PROBLEM TO WORK ON:
Gather all lines in the records below that include the word "name".

___ SUPPLIED RECORDS

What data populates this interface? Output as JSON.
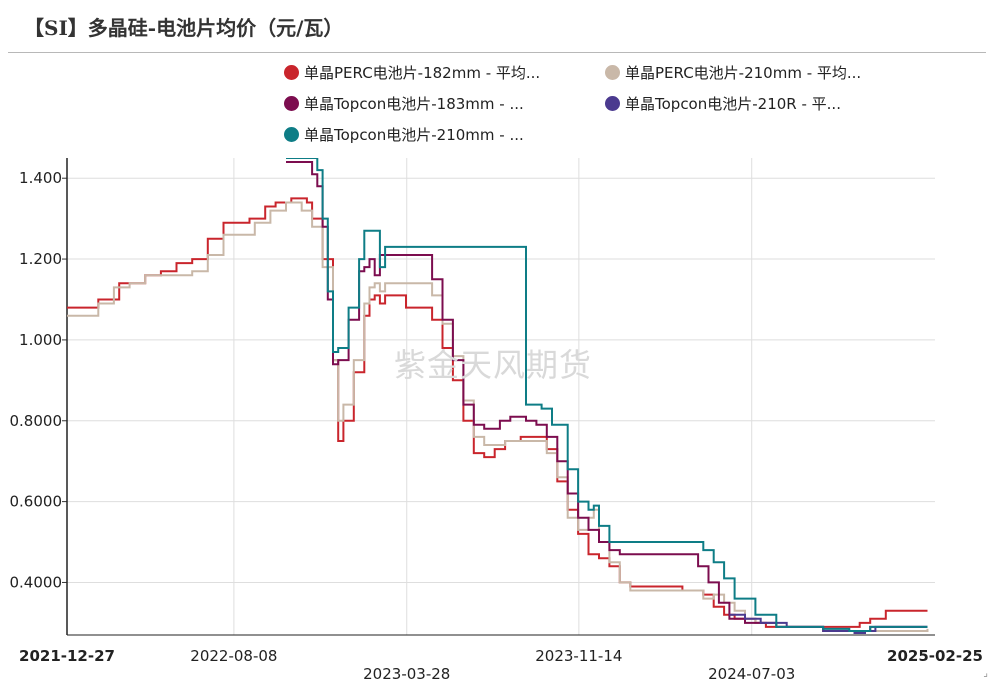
{
  "title": "【SI】多晶硅-电池片均价（元/瓦）",
  "watermark": "紫金天风期货",
  "chart_data": {
    "type": "line",
    "ylim": [
      0.27,
      1.45
    ],
    "yticks": [
      "0.4000",
      "0.6000",
      "0.8000",
      "1.000",
      "1.200",
      "1.400"
    ],
    "ytick_values": [
      0.4,
      0.6,
      0.8,
      1.0,
      1.2,
      1.4
    ],
    "xlim": [
      "2021-12-27",
      "2025-03-06"
    ],
    "xticks": [
      {
        "label": "2021-12-27",
        "date": "2021-12-27",
        "row": 0,
        "bold": true
      },
      {
        "label": "2022-08-08",
        "date": "2022-08-08",
        "row": 0,
        "bold": false
      },
      {
        "label": "2023-03-28",
        "date": "2023-03-28",
        "row": 1,
        "bold": false
      },
      {
        "label": "2023-11-14",
        "date": "2023-11-14",
        "row": 0,
        "bold": false
      },
      {
        "label": "2024-07-03",
        "date": "2024-07-03",
        "row": 1,
        "bold": false
      },
      {
        "label": "2025-02-25",
        "date": "2025-02-25",
        "row": 0,
        "bold": true
      }
    ],
    "grid": true,
    "legend_position": "top",
    "series": [
      {
        "name": "单晶PERC电池片-182mm - 平均...",
        "color": "#c9252c",
        "points": [
          [
            "2021-12-27",
            1.08
          ],
          [
            "2022-01-31",
            1.08
          ],
          [
            "2022-02-07",
            1.1
          ],
          [
            "2022-03-07",
            1.14
          ],
          [
            "2022-04-04",
            1.14
          ],
          [
            "2022-04-11",
            1.16
          ],
          [
            "2022-05-02",
            1.17
          ],
          [
            "2022-05-23",
            1.19
          ],
          [
            "2022-06-13",
            1.2
          ],
          [
            "2022-07-04",
            1.25
          ],
          [
            "2022-07-25",
            1.29
          ],
          [
            "2022-08-29",
            1.3
          ],
          [
            "2022-09-19",
            1.33
          ],
          [
            "2022-10-03",
            1.34
          ],
          [
            "2022-10-24",
            1.35
          ],
          [
            "2022-11-14",
            1.34
          ],
          [
            "2022-11-21",
            1.3
          ],
          [
            "2022-12-05",
            1.2
          ],
          [
            "2022-12-19",
            0.95
          ],
          [
            "2022-12-26",
            0.75
          ],
          [
            "2023-01-02",
            0.8
          ],
          [
            "2023-01-16",
            0.92
          ],
          [
            "2023-01-30",
            1.06
          ],
          [
            "2023-02-06",
            1.1
          ],
          [
            "2023-02-13",
            1.11
          ],
          [
            "2023-02-20",
            1.09
          ],
          [
            "2023-02-27",
            1.11
          ],
          [
            "2023-03-13",
            1.11
          ],
          [
            "2023-03-27",
            1.08
          ],
          [
            "2023-04-24",
            1.08
          ],
          [
            "2023-05-01",
            1.05
          ],
          [
            "2023-05-15",
            0.98
          ],
          [
            "2023-05-29",
            0.9
          ],
          [
            "2023-06-12",
            0.8
          ],
          [
            "2023-06-26",
            0.72
          ],
          [
            "2023-07-10",
            0.71
          ],
          [
            "2023-07-24",
            0.73
          ],
          [
            "2023-08-07",
            0.75
          ],
          [
            "2023-08-28",
            0.76
          ],
          [
            "2023-09-18",
            0.76
          ],
          [
            "2023-10-02",
            0.73
          ],
          [
            "2023-10-16",
            0.65
          ],
          [
            "2023-10-30",
            0.58
          ],
          [
            "2023-11-13",
            0.52
          ],
          [
            "2023-11-27",
            0.47
          ],
          [
            "2023-12-11",
            0.46
          ],
          [
            "2023-12-25",
            0.44
          ],
          [
            "2024-01-08",
            0.4
          ],
          [
            "2024-01-22",
            0.39
          ],
          [
            "2024-02-19",
            0.39
          ],
          [
            "2024-03-04",
            0.39
          ],
          [
            "2024-04-01",
            0.38
          ],
          [
            "2024-04-29",
            0.37
          ],
          [
            "2024-05-13",
            0.34
          ],
          [
            "2024-05-27",
            0.32
          ],
          [
            "2024-06-10",
            0.31
          ],
          [
            "2024-06-24",
            0.31
          ],
          [
            "2024-07-08",
            0.3
          ],
          [
            "2024-07-22",
            0.29
          ],
          [
            "2024-09-02",
            0.29
          ],
          [
            "2024-10-07",
            0.29
          ],
          [
            "2024-11-11",
            0.29
          ],
          [
            "2024-11-25",
            0.3
          ],
          [
            "2024-12-09",
            0.31
          ],
          [
            "2024-12-30",
            0.33
          ],
          [
            "2025-02-24",
            0.33
          ]
        ]
      },
      {
        "name": "单晶PERC电池片-210mm - 平均...",
        "color": "#c9b8a8",
        "points": [
          [
            "2021-12-27",
            1.06
          ],
          [
            "2022-01-24",
            1.06
          ],
          [
            "2022-02-07",
            1.09
          ],
          [
            "2022-02-28",
            1.13
          ],
          [
            "2022-03-21",
            1.14
          ],
          [
            "2022-04-11",
            1.16
          ],
          [
            "2022-05-09",
            1.16
          ],
          [
            "2022-06-13",
            1.17
          ],
          [
            "2022-07-04",
            1.21
          ],
          [
            "2022-07-25",
            1.26
          ],
          [
            "2022-08-22",
            1.26
          ],
          [
            "2022-09-05",
            1.29
          ],
          [
            "2022-09-26",
            1.32
          ],
          [
            "2022-10-17",
            1.34
          ],
          [
            "2022-11-07",
            1.32
          ],
          [
            "2022-11-21",
            1.28
          ],
          [
            "2022-12-05",
            1.18
          ],
          [
            "2022-12-19",
            0.95
          ],
          [
            "2022-12-26",
            0.8
          ],
          [
            "2023-01-02",
            0.84
          ],
          [
            "2023-01-16",
            0.95
          ],
          [
            "2023-01-30",
            1.09
          ],
          [
            "2023-02-06",
            1.13
          ],
          [
            "2023-02-13",
            1.14
          ],
          [
            "2023-02-20",
            1.12
          ],
          [
            "2023-02-27",
            1.14
          ],
          [
            "2023-03-13",
            1.14
          ],
          [
            "2023-04-24",
            1.14
          ],
          [
            "2023-05-01",
            1.11
          ],
          [
            "2023-05-15",
            1.04
          ],
          [
            "2023-05-29",
            0.96
          ],
          [
            "2023-06-12",
            0.85
          ],
          [
            "2023-06-26",
            0.76
          ],
          [
            "2023-07-10",
            0.74
          ],
          [
            "2023-07-24",
            0.74
          ],
          [
            "2023-08-07",
            0.75
          ],
          [
            "2023-09-18",
            0.75
          ],
          [
            "2023-10-02",
            0.72
          ],
          [
            "2023-10-16",
            0.66
          ],
          [
            "2023-10-30",
            0.56
          ],
          [
            "2023-11-13",
            0.53
          ],
          [
            "2023-11-27",
            0.56
          ],
          [
            "2023-12-04",
            0.58
          ],
          [
            "2023-12-11",
            0.5
          ],
          [
            "2023-12-25",
            0.45
          ],
          [
            "2024-01-08",
            0.4
          ],
          [
            "2024-01-22",
            0.38
          ],
          [
            "2024-02-26",
            0.38
          ],
          [
            "2024-03-11",
            0.38
          ],
          [
            "2024-04-08",
            0.38
          ],
          [
            "2024-04-29",
            0.36
          ],
          [
            "2024-05-13",
            0.37
          ],
          [
            "2024-05-27",
            0.35
          ],
          [
            "2024-06-10",
            0.33
          ],
          [
            "2024-06-24",
            0.31
          ],
          [
            "2024-07-08",
            0.3
          ],
          [
            "2024-08-05",
            0.29
          ],
          [
            "2024-09-02",
            0.29
          ],
          [
            "2024-10-07",
            0.28
          ],
          [
            "2024-11-11",
            0.28
          ],
          [
            "2024-12-09",
            0.28
          ],
          [
            "2025-02-24",
            0.285
          ]
        ]
      },
      {
        "name": "单晶Topcon电池片-183mm - ...",
        "color": "#7c0d4f",
        "points": [
          [
            "2022-10-17",
            1.44
          ],
          [
            "2022-11-14",
            1.44
          ],
          [
            "2022-11-21",
            1.41
          ],
          [
            "2022-11-28",
            1.38
          ],
          [
            "2022-12-05",
            1.28
          ],
          [
            "2022-12-12",
            1.1
          ],
          [
            "2022-12-19",
            0.94
          ],
          [
            "2022-12-26",
            0.95
          ],
          [
            "2023-01-09",
            1.05
          ],
          [
            "2023-01-23",
            1.17
          ],
          [
            "2023-01-30",
            1.18
          ],
          [
            "2023-02-06",
            1.2
          ],
          [
            "2023-02-13",
            1.16
          ],
          [
            "2023-02-20",
            1.21
          ],
          [
            "2023-03-13",
            1.21
          ],
          [
            "2023-04-03",
            1.21
          ],
          [
            "2023-04-17",
            1.21
          ],
          [
            "2023-05-01",
            1.15
          ],
          [
            "2023-05-15",
            1.05
          ],
          [
            "2023-05-29",
            0.95
          ],
          [
            "2023-06-12",
            0.84
          ],
          [
            "2023-06-26",
            0.79
          ],
          [
            "2023-07-10",
            0.78
          ],
          [
            "2023-07-31",
            0.8
          ],
          [
            "2023-08-14",
            0.81
          ],
          [
            "2023-09-04",
            0.8
          ],
          [
            "2023-09-18",
            0.79
          ],
          [
            "2023-10-02",
            0.76
          ],
          [
            "2023-10-16",
            0.7
          ],
          [
            "2023-10-30",
            0.62
          ],
          [
            "2023-11-13",
            0.56
          ],
          [
            "2023-11-27",
            0.53
          ],
          [
            "2023-12-11",
            0.5
          ],
          [
            "2023-12-25",
            0.48
          ],
          [
            "2024-01-08",
            0.47
          ],
          [
            "2024-03-04",
            0.47
          ],
          [
            "2024-04-01",
            0.47
          ],
          [
            "2024-04-22",
            0.44
          ],
          [
            "2024-05-06",
            0.4
          ],
          [
            "2024-05-20",
            0.35
          ],
          [
            "2024-06-03",
            0.31
          ],
          [
            "2024-06-24",
            0.3
          ],
          [
            "2024-07-08",
            0.3
          ],
          [
            "2024-08-05",
            0.29
          ],
          [
            "2024-09-02",
            0.29
          ],
          [
            "2024-10-07",
            0.28
          ],
          [
            "2024-11-11",
            0.28
          ],
          [
            "2024-12-09",
            0.29
          ],
          [
            "2025-02-24",
            0.29
          ]
        ]
      },
      {
        "name": "单晶Topcon电池片-210R - 平...",
        "color": "#4b3a8f",
        "points": [
          [
            "2024-06-03",
            0.32
          ],
          [
            "2024-06-24",
            0.31
          ],
          [
            "2024-07-15",
            0.3
          ],
          [
            "2024-08-19",
            0.29
          ],
          [
            "2024-10-07",
            0.28
          ],
          [
            "2024-11-04",
            0.28
          ],
          [
            "2024-11-18",
            0.275
          ],
          [
            "2024-12-02",
            0.28
          ],
          [
            "2024-12-16",
            0.29
          ],
          [
            "2025-01-06",
            0.29
          ],
          [
            "2025-02-24",
            0.29
          ]
        ]
      },
      {
        "name": "单晶Topcon电池片-210mm - ...",
        "color": "#0e7d86",
        "points": [
          [
            "2022-10-17",
            1.45
          ],
          [
            "2022-11-21",
            1.45
          ],
          [
            "2022-11-28",
            1.42
          ],
          [
            "2022-12-05",
            1.3
          ],
          [
            "2022-12-12",
            1.12
          ],
          [
            "2022-12-19",
            0.97
          ],
          [
            "2022-12-26",
            0.98
          ],
          [
            "2023-01-09",
            1.08
          ],
          [
            "2023-01-23",
            1.2
          ],
          [
            "2023-01-30",
            1.27
          ],
          [
            "2023-02-13",
            1.27
          ],
          [
            "2023-02-20",
            1.18
          ],
          [
            "2023-02-27",
            1.23
          ],
          [
            "2023-03-13",
            1.23
          ],
          [
            "2023-08-28",
            1.23
          ],
          [
            "2023-09-04",
            0.84
          ],
          [
            "2023-09-25",
            0.83
          ],
          [
            "2023-10-09",
            0.79
          ],
          [
            "2023-10-30",
            0.68
          ],
          [
            "2023-11-13",
            0.6
          ],
          [
            "2023-11-27",
            0.58
          ],
          [
            "2023-12-04",
            0.59
          ],
          [
            "2023-12-11",
            0.54
          ],
          [
            "2023-12-25",
            0.5
          ],
          [
            "2024-02-26",
            0.5
          ],
          [
            "2024-04-08",
            0.5
          ],
          [
            "2024-04-29",
            0.48
          ],
          [
            "2024-05-13",
            0.45
          ],
          [
            "2024-05-27",
            0.41
          ],
          [
            "2024-06-10",
            0.36
          ],
          [
            "2024-07-08",
            0.32
          ],
          [
            "2024-08-05",
            0.29
          ],
          [
            "2024-09-02",
            0.29
          ],
          [
            "2024-10-07",
            0.285
          ],
          [
            "2024-11-11",
            0.28
          ],
          [
            "2024-12-09",
            0.29
          ],
          [
            "2025-02-24",
            0.29
          ]
        ]
      }
    ]
  }
}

______

THE RESULT:
        "name": "单晶PERC电池片-182mm - 平均...",
        "name": "单晶PERC电池片-210mm - 平均...",
        "name": "单晶Topcon电池片-183mm - ...",
        "name": "单晶Topcon电池片-210R - 平...",
        "name": "单晶Topcon电池片-210mm - ...",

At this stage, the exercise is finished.